» **Dataset entries**

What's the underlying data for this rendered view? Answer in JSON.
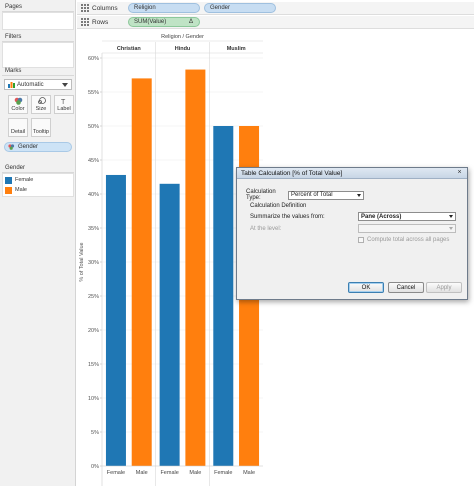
{
  "left_panel": {
    "pages_title": "Pages",
    "filters_title": "Filters",
    "marks_title": "Marks",
    "marks_type": "Automatic",
    "mark_buttons": {
      "color": "Color",
      "size": "Size",
      "label": "Label",
      "detail": "Detail",
      "tooltip": "Tooltip"
    },
    "color_field": "Gender",
    "legend_title": "Gender",
    "legend": [
      {
        "label": "Female",
        "color": "#1f77b4"
      },
      {
        "label": "Male",
        "color": "#ff7f0e"
      }
    ]
  },
  "shelves": {
    "columns_label": "Columns",
    "columns_pills": [
      "Religion",
      "Gender"
    ],
    "rows_label": "Rows",
    "rows_pill": "SUM(Value)",
    "rows_pill_icon": "Δ"
  },
  "chart_data": {
    "type": "bar",
    "header": "Religion / Gender",
    "panes": [
      "Christian",
      "Hindu",
      "Muslim"
    ],
    "categories": [
      "Female",
      "Male"
    ],
    "series": [
      {
        "name": "Female",
        "color": "#1f77b4",
        "values": [
          42.8,
          41.5,
          50.0
        ]
      },
      {
        "name": "Male",
        "color": "#ff7f0e",
        "values": [
          57.0,
          58.3,
          50.0
        ]
      }
    ],
    "ylabel": "% of Total Value",
    "ylim": [
      0,
      60
    ],
    "yticks": [
      "0%",
      "5%",
      "10%",
      "15%",
      "20%",
      "25%",
      "30%",
      "35%",
      "40%",
      "45%",
      "50%",
      "55%",
      "60%"
    ]
  },
  "dialog": {
    "title": "Table Calculation [% of Total Value]",
    "close_icon": "×",
    "calc_type_label": "Calculation Type:",
    "calc_type_value": "Percent of Total",
    "definition_label": "Calculation Definition",
    "summarize_label": "Summarize the values from:",
    "summarize_value": "Pane (Across)",
    "level_label": "At the level:",
    "level_value": "",
    "compute_label": "Compute total across all pages",
    "ok": "OK",
    "cancel": "Cancel",
    "apply": "Apply"
  }
}
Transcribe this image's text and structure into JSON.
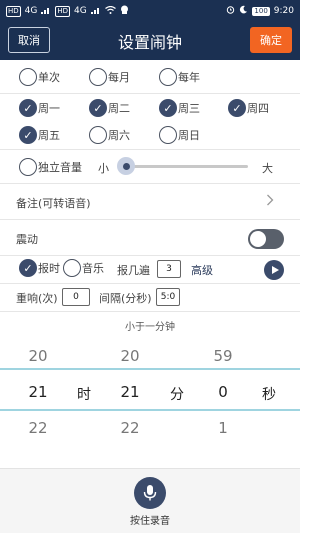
{
  "status_bar": {
    "hd1": "HD",
    "net1": "4G",
    "hd2": "HD",
    "net2": "4G",
    "battery": "100",
    "time": "9:20"
  },
  "header": {
    "cancel_label": "取消",
    "title": "设置闹钟",
    "confirm_label": "确定"
  },
  "repeat": {
    "once": "单次",
    "monthly": "每月",
    "yearly": "每年"
  },
  "weekdays": {
    "mon": "周一",
    "tue": "周二",
    "wed": "周三",
    "thu": "周四",
    "fri": "周五",
    "sat": "周六",
    "sun": "周日"
  },
  "volume": {
    "label": "独立音量",
    "min_label": "小",
    "max_label": "大",
    "level": 0
  },
  "note": {
    "label": "备注(可转语音)"
  },
  "vibrate": {
    "label": "震动",
    "on": false
  },
  "sound": {
    "report_label": "报时",
    "music_label": "音乐",
    "repeat_times_label": "报几遍",
    "repeat_times_value": "3",
    "advanced_label": "高级"
  },
  "snooze": {
    "count_label": "重响(次)",
    "count_value": "0",
    "interval_label": "间隔(分秒)",
    "interval_value": "5:0"
  },
  "picker": {
    "hint": "小于一分钟",
    "hours": [
      "20",
      "21",
      "22"
    ],
    "minutes": [
      "20",
      "21",
      "22"
    ],
    "seconds": [
      "59",
      "0",
      "1"
    ],
    "hour_unit": "时",
    "minute_unit": "分",
    "second_unit": "秒"
  },
  "bottom": {
    "record_label": "按住录音"
  },
  "colors": {
    "header_bg": "#1b3052",
    "accent": "#f26522",
    "check": "#3b4b6b"
  }
}
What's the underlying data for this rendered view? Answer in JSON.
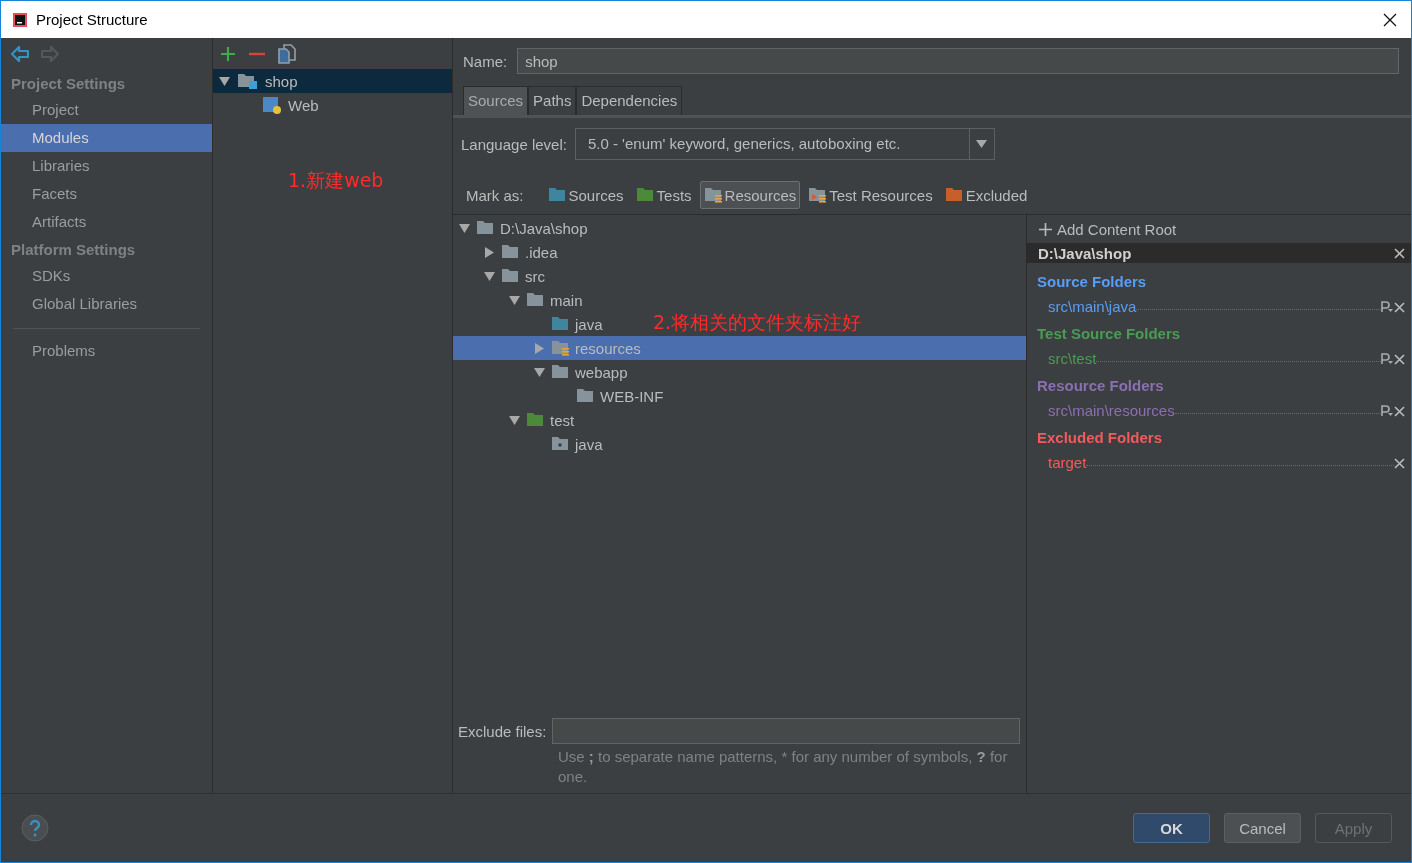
{
  "window": {
    "title": "Project Structure"
  },
  "sidebar": {
    "sections": [
      {
        "title": "Project Settings",
        "items": [
          {
            "label": "Project",
            "selected": false
          },
          {
            "label": "Modules",
            "selected": true
          },
          {
            "label": "Libraries",
            "selected": false
          },
          {
            "label": "Facets",
            "selected": false
          },
          {
            "label": "Artifacts",
            "selected": false
          }
        ]
      },
      {
        "title": "Platform Settings",
        "items": [
          {
            "label": "SDKs",
            "selected": false
          },
          {
            "label": "Global Libraries",
            "selected": false
          }
        ]
      },
      {
        "items": [
          {
            "label": "Problems",
            "selected": false
          }
        ]
      }
    ]
  },
  "modules": {
    "tree": [
      {
        "label": "shop",
        "kind": "module",
        "expanded": true,
        "selected": true,
        "children": [
          {
            "label": "Web",
            "kind": "facet",
            "selected": false
          }
        ]
      }
    ]
  },
  "name_field": {
    "label": "Name:",
    "value": "shop"
  },
  "tabs": [
    {
      "label": "Sources",
      "selected": true
    },
    {
      "label": "Paths",
      "selected": false
    },
    {
      "label": "Dependencies",
      "selected": false
    }
  ],
  "language_level": {
    "label": "Language level:",
    "value": "5.0 - 'enum' keyword, generics, autoboxing etc."
  },
  "mark_as": {
    "label": "Mark as:",
    "buttons": [
      {
        "label": "Sources",
        "kind": "source",
        "selected": false
      },
      {
        "label": "Tests",
        "kind": "test",
        "selected": false
      },
      {
        "label": "Resources",
        "kind": "resource",
        "selected": true
      },
      {
        "label": "Test Resources",
        "kind": "test_resource",
        "selected": false
      },
      {
        "label": "Excluded",
        "kind": "excluded",
        "selected": false
      }
    ]
  },
  "folder_tree": [
    {
      "label": "D:\\Java\\shop",
      "kind": "plain",
      "expanded": true,
      "selected": false,
      "children": [
        {
          "label": ".idea",
          "kind": "plain",
          "expanded": false,
          "selected": false
        },
        {
          "label": "src",
          "kind": "plain",
          "expanded": true,
          "selected": false,
          "children": [
            {
              "label": "main",
              "kind": "plain",
              "expanded": true,
              "selected": false,
              "children": [
                {
                  "label": "java",
                  "kind": "source",
                  "selected": false
                },
                {
                  "label": "resources",
                  "kind": "resource",
                  "expanded": false,
                  "selected": true
                },
                {
                  "label": "webapp",
                  "kind": "plain",
                  "expanded": true,
                  "selected": false,
                  "children": [
                    {
                      "label": "WEB-INF",
                      "kind": "plain",
                      "selected": false
                    }
                  ]
                }
              ]
            },
            {
              "label": "test",
              "kind": "test",
              "expanded": true,
              "selected": false,
              "children": [
                {
                  "label": "java",
                  "kind": "package",
                  "selected": false
                }
              ]
            }
          ]
        }
      ]
    }
  ],
  "content_root": {
    "add_label": "Add Content Root",
    "path": "D:\\Java\\shop",
    "groups": [
      {
        "title": "Source Folders",
        "color": "#589df6",
        "editable": true,
        "folders": [
          "src\\main\\java"
        ]
      },
      {
        "title": "Test Source Folders",
        "color": "#499c54",
        "editable": true,
        "folders": [
          "src\\test"
        ]
      },
      {
        "title": "Resource Folders",
        "color": "#8c6fb0",
        "editable": true,
        "folders": [
          "src\\main\\resources"
        ]
      },
      {
        "title": "Excluded Folders",
        "color": "#f25b5b",
        "editable": false,
        "folders": [
          "target"
        ]
      }
    ]
  },
  "exclude_files": {
    "label": "Exclude files:",
    "hint": "Use **;** to separate name patterns, * for any number of symbols, **?** for one."
  },
  "annotations": [
    {
      "text": "1.新建web",
      "kind": "modules"
    },
    {
      "text": "2.将相关的文件夹标注好",
      "kind": "tree"
    }
  ],
  "buttons": [
    {
      "label": "OK",
      "kind": "default",
      "disabled": false
    },
    {
      "label": "Cancel",
      "kind": "normal",
      "disabled": false
    },
    {
      "label": "Apply",
      "kind": "normal",
      "disabled": true
    }
  ]
}
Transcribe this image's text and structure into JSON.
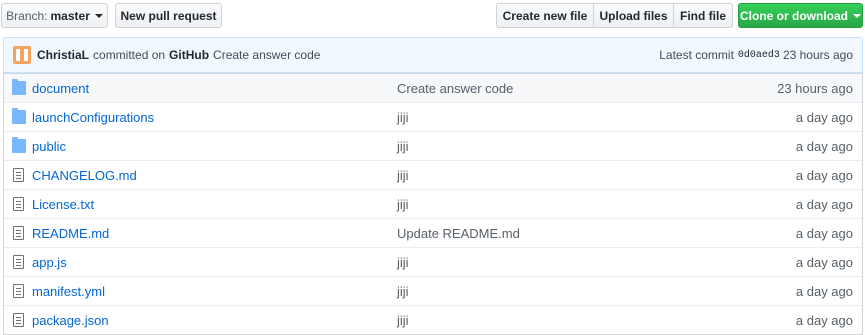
{
  "toolbar": {
    "branch_prefix": "Branch:",
    "branch_name": "master",
    "new_pull_request": "New pull request",
    "create_new_file": "Create new file",
    "upload_files": "Upload files",
    "find_file": "Find file",
    "clone_or_download": "Clone or download"
  },
  "commit": {
    "author": "ChristiaL",
    "via_label": "committed on",
    "via": "GitHub",
    "message": "Create answer code",
    "latest_label": "Latest commit",
    "sha": "0d0aed3",
    "age": "23 hours ago"
  },
  "files": [
    {
      "type": "folder",
      "name": "document",
      "message": "Create answer code",
      "age": "23 hours ago"
    },
    {
      "type": "folder",
      "name": "launchConfigurations",
      "message": "jiji",
      "age": "a day ago"
    },
    {
      "type": "folder",
      "name": "public",
      "message": "jiji",
      "age": "a day ago"
    },
    {
      "type": "file",
      "name": "CHANGELOG.md",
      "message": "jiji",
      "age": "a day ago"
    },
    {
      "type": "file",
      "name": "License.txt",
      "message": "jiji",
      "age": "a day ago"
    },
    {
      "type": "file",
      "name": "README.md",
      "message": "Update README.md",
      "age": "a day ago"
    },
    {
      "type": "file",
      "name": "app.js",
      "message": "jiji",
      "age": "a day ago"
    },
    {
      "type": "file",
      "name": "manifest.yml",
      "message": "jiji",
      "age": "a day ago"
    },
    {
      "type": "file",
      "name": "package.json",
      "message": "jiji",
      "age": "a day ago"
    }
  ],
  "colors": {
    "link": "#0366d6",
    "clone_button": "#28a745",
    "commit_bar_bg": "#f1f8ff",
    "folder_icon": "#79b8ff"
  }
}
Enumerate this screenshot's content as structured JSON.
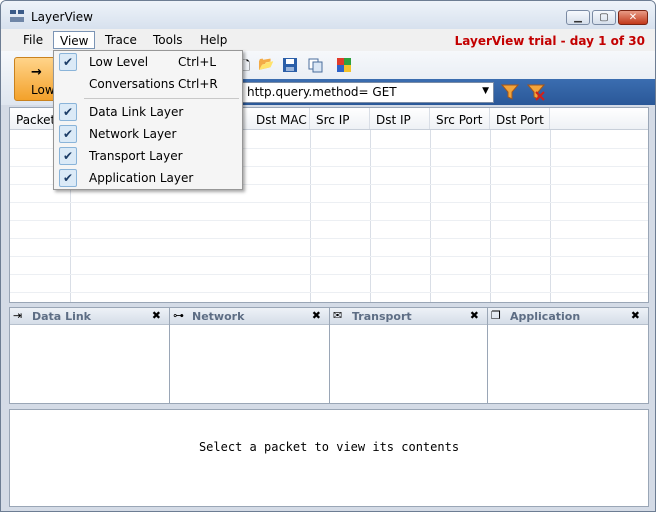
{
  "window": {
    "title": "LayerView"
  },
  "menubar": {
    "items": [
      {
        "label": "File"
      },
      {
        "label": "View"
      },
      {
        "label": "Trace"
      },
      {
        "label": "Tools"
      },
      {
        "label": "Help"
      }
    ],
    "trial_notice": "LayerView trial - day 1 of 30"
  },
  "toolbar": {
    "low_button_label": "Low",
    "filter_value": "http.query.method= GET"
  },
  "packet_table": {
    "columns": [
      "Packet",
      "Dst MAC",
      "Src IP",
      "Dst IP",
      "Src Port",
      "Dst Port"
    ]
  },
  "layer_panels": [
    {
      "title": "Data Link",
      "icon": "arrow-right-icon"
    },
    {
      "title": "Network",
      "icon": "network-icon"
    },
    {
      "title": "Transport",
      "icon": "envelope-icon"
    },
    {
      "title": "Application",
      "icon": "windows-icon"
    }
  ],
  "contents": {
    "message": "Select a packet to view its contents"
  },
  "view_menu": {
    "items": [
      {
        "label": "Low Level",
        "shortcut": "Ctrl+L",
        "checked": true
      },
      {
        "label": "Conversations",
        "shortcut": "Ctrl+R",
        "checked": false
      },
      {
        "label": "Data Link Layer",
        "shortcut": "",
        "checked": true
      },
      {
        "label": "Network Layer",
        "shortcut": "",
        "checked": true
      },
      {
        "label": "Transport Layer",
        "shortcut": "",
        "checked": true
      },
      {
        "label": "Application Layer",
        "shortcut": "",
        "checked": true
      }
    ]
  }
}
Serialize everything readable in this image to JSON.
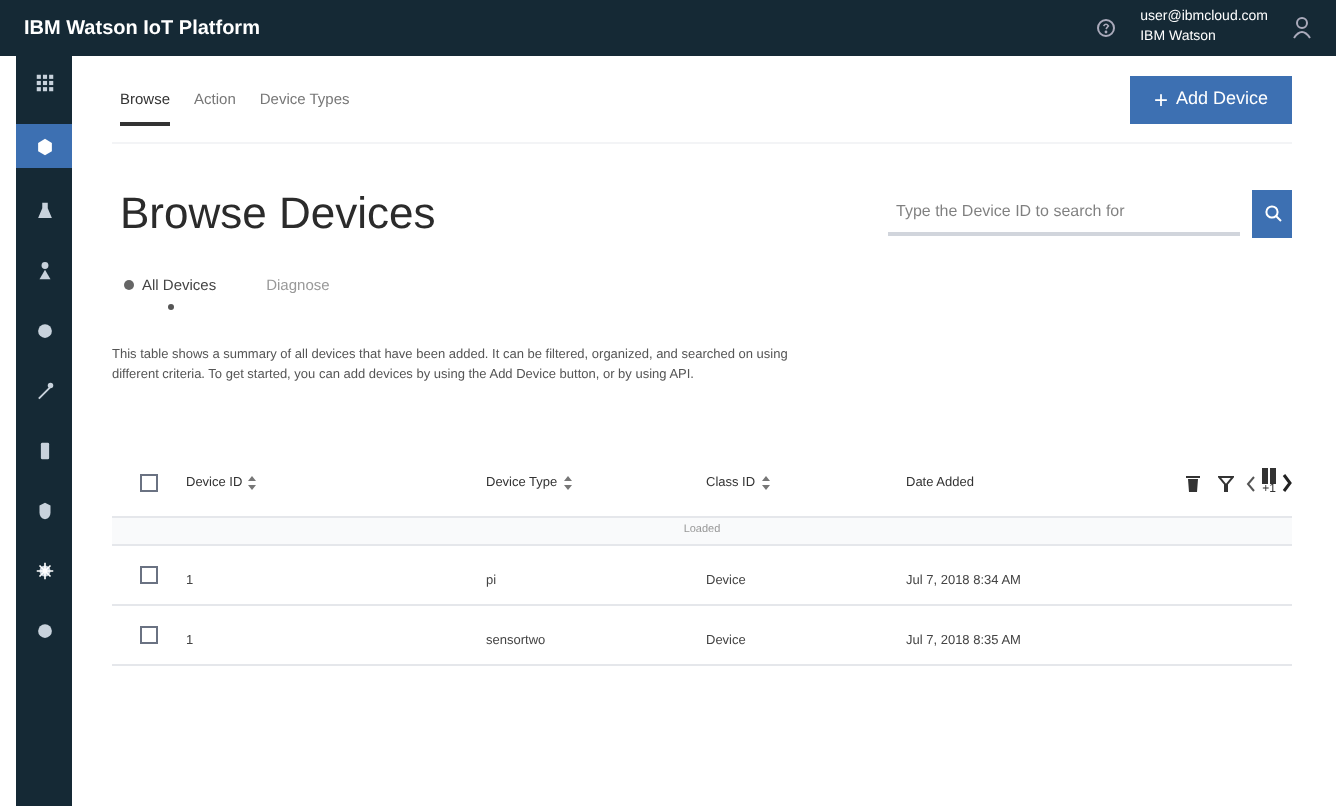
{
  "header": {
    "title": "IBM Watson IoT Platform",
    "user_email": "user@ibmcloud.com",
    "user_org": "IBM Watson"
  },
  "sidebar": {
    "items": [
      {
        "kind": "grid",
        "selected": false
      },
      {
        "kind": "devices",
        "selected": true
      },
      {
        "kind": "rules",
        "selected": false
      },
      {
        "kind": "members",
        "selected": false
      },
      {
        "kind": "apps",
        "selected": false
      },
      {
        "kind": "tools",
        "selected": false
      },
      {
        "kind": "storage",
        "selected": false
      },
      {
        "kind": "security",
        "selected": false
      },
      {
        "kind": "settings",
        "selected": false
      },
      {
        "kind": "extensions",
        "selected": false
      }
    ]
  },
  "tabs": [
    {
      "label": "Browse",
      "selected": true
    },
    {
      "label": "Action",
      "selected": false
    },
    {
      "label": "Device Types",
      "selected": false
    }
  ],
  "add_button": {
    "icon": "+",
    "label": "Add Device"
  },
  "page_title": "Browse Devices",
  "view_switch": [
    {
      "label": "All Devices",
      "selected": true
    },
    {
      "label": "Diagnose",
      "selected": false
    }
  ],
  "search": {
    "placeholder": "Type the Device ID to search for"
  },
  "description": "This table shows a summary of all devices that have been added. It can be filtered, organized, and searched on using different criteria. To get started, you can add devices by using the Add Device button, or by using API.",
  "table": {
    "columns": [
      "Device ID",
      "Device Type",
      "Class ID",
      "Date Added"
    ],
    "select_all": {
      "checked": false
    },
    "column_count_badge": "+1",
    "group_label": "Loaded",
    "rows": [
      {
        "cells": [
          "1",
          "pi",
          "Device",
          "Jul 7, 2018 8:34 AM"
        ],
        "checked": false
      },
      {
        "cells": [
          "1",
          "sensortwo",
          "Device",
          "Jul 7, 2018 8:35 AM"
        ],
        "checked": false
      }
    ]
  }
}
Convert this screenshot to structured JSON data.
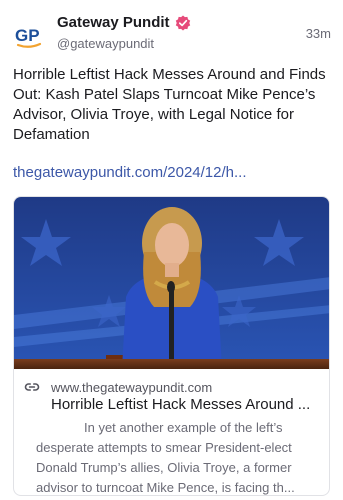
{
  "post": {
    "author": {
      "display_name": "Gateway Pundit",
      "handle": "@gatewaypundit",
      "avatar_text": "GP",
      "verified_icon": "verified-badge-icon"
    },
    "time_ago": "33m",
    "text": "Horrible Leftist Hack Messes Around and Finds Out: Kash Patel Slaps Turncoat Mike Pence’s Advisor, Olivia Troye, with Legal Notice for Defamation",
    "link_text": "thegatewaypundit.com/2024/12/h..."
  },
  "card": {
    "domain": "www.thegatewaypundit.com",
    "title": "Horrible Leftist Hack Messes Around ...",
    "description": "In yet another example of the left’s desperate attempts to smear President-elect Donald Trump’s allies, Olivia Troye, a former advisor to turncoat Mike Pence, is facing th...",
    "link_icon": "link-icon"
  },
  "colors": {
    "accent": "#3d58a8",
    "verified": "#e64a7a",
    "logo_blue": "#1d4f9a",
    "logo_orange": "#f2a330"
  }
}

» **Exercise prompt**
Reproduce the lines from the line with "Convert this screenshot" through the last line of the entries exactly, including both ends and excluding pictures.

» **Exercise solution**
Convert this screenshot to structured JSON data.
{
  "post": {
    "author": {
      "display_name": "Gateway Pundit",
      "handle": "@gatewaypundit",
      "avatar_text": "GP",
      "verified_icon": "verified-badge-icon"
    },
    "time_ago": "33m",
    "text": "Horrible Leftist Hack Messes Around and Finds Out: Kash Patel Slaps Turncoat Mike Pence’s Advisor, Olivia Troye, with Legal Notice for Defamation",
    "link_text": "thegatewaypundit.com/2024/12/h..."
  },
  "card": {
    "domain": "www.thegatewaypundit.com",
    "title": "Horrible Leftist Hack Messes Around ...",
    "description": "In yet another example of the left’s desperate attempts to smear President-elect Donald Trump’s allies, Olivia Troye, a former advisor to turncoat Mike Pence, is facing th...",
    "link_icon": "link-icon"
  },
  "colors": {
    "accent": "#3d58a8",
    "verified": "#e64a7a",
    "logo_blue": "#1d4f9a",
    "logo_orange": "#f2a330"
  }
}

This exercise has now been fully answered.